## DIRECTIONS
Pictures stay out of the copy; set down each line of the listing below exactly.

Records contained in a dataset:

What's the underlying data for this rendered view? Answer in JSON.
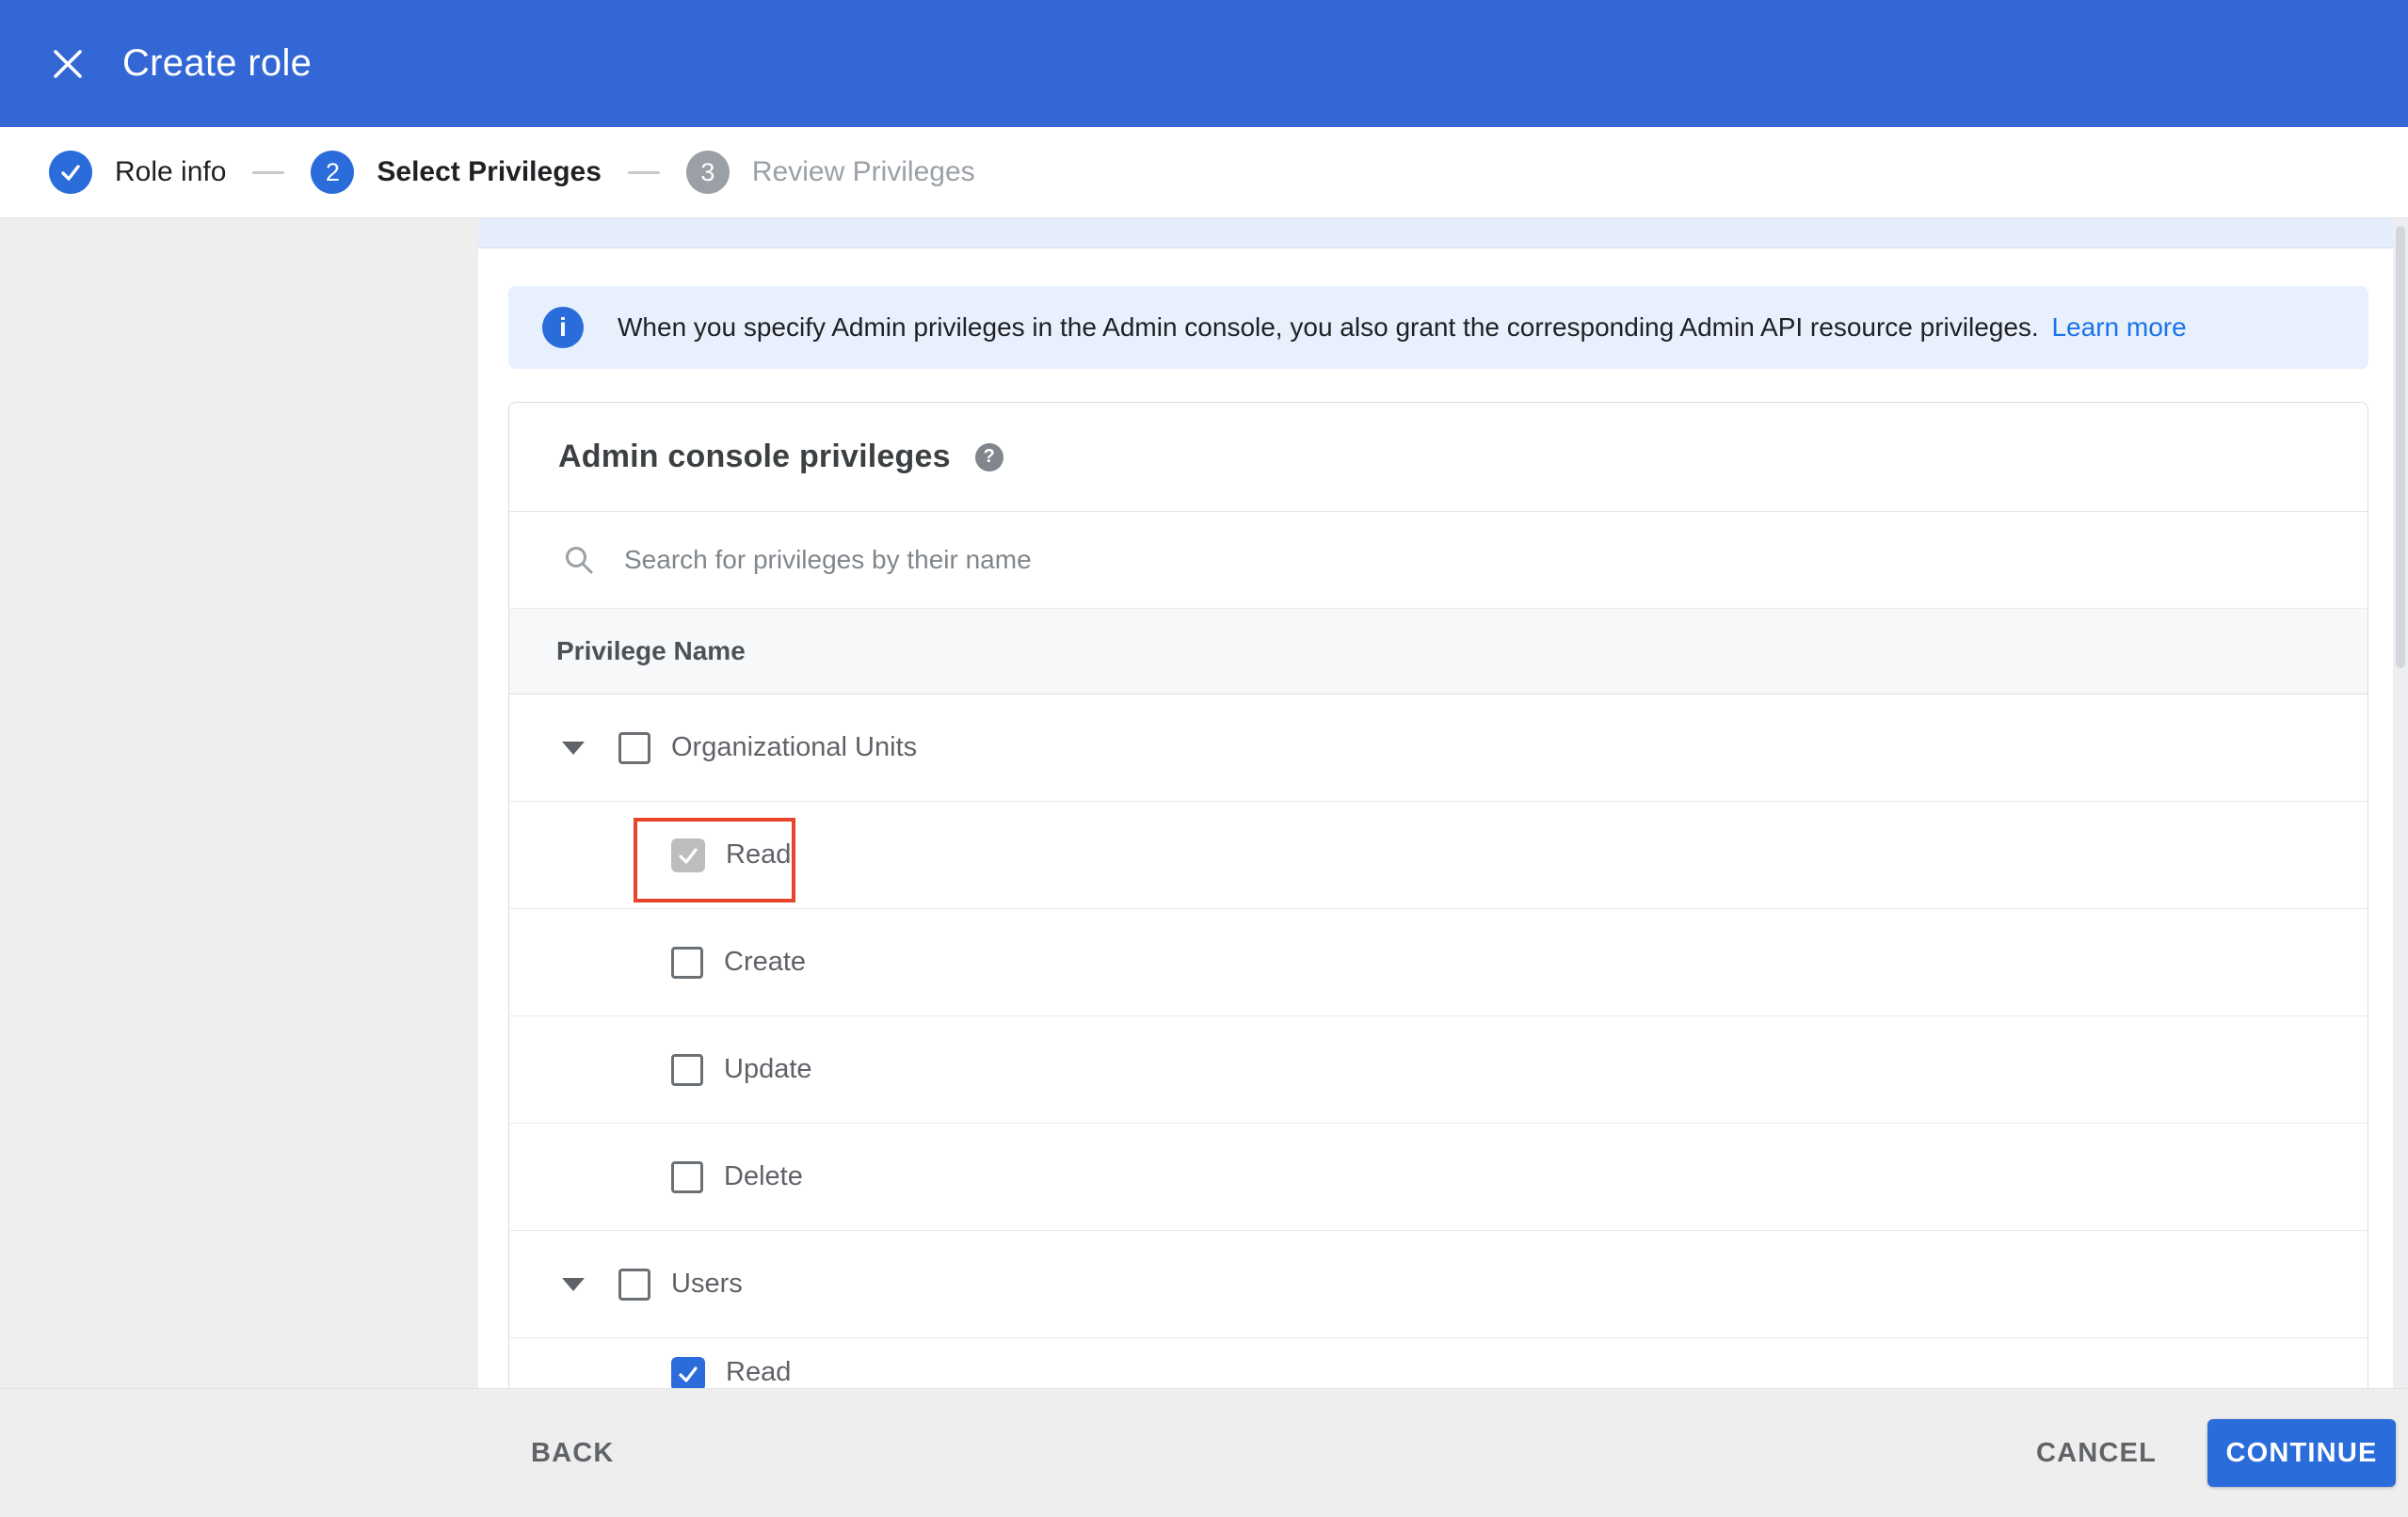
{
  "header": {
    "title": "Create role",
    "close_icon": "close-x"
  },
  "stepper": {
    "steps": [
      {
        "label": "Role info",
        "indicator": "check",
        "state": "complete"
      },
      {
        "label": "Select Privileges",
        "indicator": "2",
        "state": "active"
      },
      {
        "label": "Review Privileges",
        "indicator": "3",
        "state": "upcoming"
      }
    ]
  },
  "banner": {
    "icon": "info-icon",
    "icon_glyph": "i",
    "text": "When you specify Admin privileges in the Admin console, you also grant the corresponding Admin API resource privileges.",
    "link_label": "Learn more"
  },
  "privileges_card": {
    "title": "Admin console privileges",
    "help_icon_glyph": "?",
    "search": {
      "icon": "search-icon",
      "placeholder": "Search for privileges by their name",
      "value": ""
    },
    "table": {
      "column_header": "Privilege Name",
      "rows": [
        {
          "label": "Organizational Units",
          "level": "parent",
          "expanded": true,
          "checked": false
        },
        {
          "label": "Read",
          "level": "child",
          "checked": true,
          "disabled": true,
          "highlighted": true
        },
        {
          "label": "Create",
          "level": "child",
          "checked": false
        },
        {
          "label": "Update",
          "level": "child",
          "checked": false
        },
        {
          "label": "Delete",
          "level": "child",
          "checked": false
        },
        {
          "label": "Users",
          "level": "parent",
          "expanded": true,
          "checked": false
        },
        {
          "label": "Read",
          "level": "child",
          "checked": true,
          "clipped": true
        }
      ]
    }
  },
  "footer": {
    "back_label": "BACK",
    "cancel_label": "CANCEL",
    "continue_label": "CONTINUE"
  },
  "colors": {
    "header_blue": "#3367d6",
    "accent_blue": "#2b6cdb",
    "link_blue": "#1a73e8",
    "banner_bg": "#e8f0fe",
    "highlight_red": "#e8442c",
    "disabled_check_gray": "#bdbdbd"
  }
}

## COMPLETE RESPONSE
What's the underlying data for this rendered view? Answer in JSON.
{
  "header": {
    "title": "Create role",
    "close_icon": "close-x"
  },
  "stepper": {
    "steps": [
      {
        "label": "Role info",
        "indicator": "check",
        "state": "complete"
      },
      {
        "label": "Select Privileges",
        "indicator": "2",
        "state": "active"
      },
      {
        "label": "Review Privileges",
        "indicator": "3",
        "state": "upcoming"
      }
    ]
  },
  "banner": {
    "icon": "info-icon",
    "icon_glyph": "i",
    "text": "When you specify Admin privileges in the Admin console, you also grant the corresponding Admin API resource privileges.",
    "link_label": "Learn more"
  },
  "privileges_card": {
    "title": "Admin console privileges",
    "help_icon_glyph": "?",
    "search": {
      "icon": "search-icon",
      "placeholder": "Search for privileges by their name",
      "value": ""
    },
    "table": {
      "column_header": "Privilege Name",
      "rows": [
        {
          "label": "Organizational Units",
          "level": "parent",
          "expanded": true,
          "checked": false
        },
        {
          "label": "Read",
          "level": "child",
          "checked": true,
          "disabled": true,
          "highlighted": true
        },
        {
          "label": "Create",
          "level": "child",
          "checked": false
        },
        {
          "label": "Update",
          "level": "child",
          "checked": false
        },
        {
          "label": "Delete",
          "level": "child",
          "checked": false
        },
        {
          "label": "Users",
          "level": "parent",
          "expanded": true,
          "checked": false
        },
        {
          "label": "Read",
          "level": "child",
          "checked": true,
          "clipped": true
        }
      ]
    }
  },
  "footer": {
    "back_label": "BACK",
    "cancel_label": "CANCEL",
    "continue_label": "CONTINUE"
  },
  "colors": {
    "header_blue": "#3367d6",
    "accent_blue": "#2b6cdb",
    "link_blue": "#1a73e8",
    "banner_bg": "#e8f0fe",
    "highlight_red": "#e8442c",
    "disabled_check_gray": "#bdbdbd"
  }
}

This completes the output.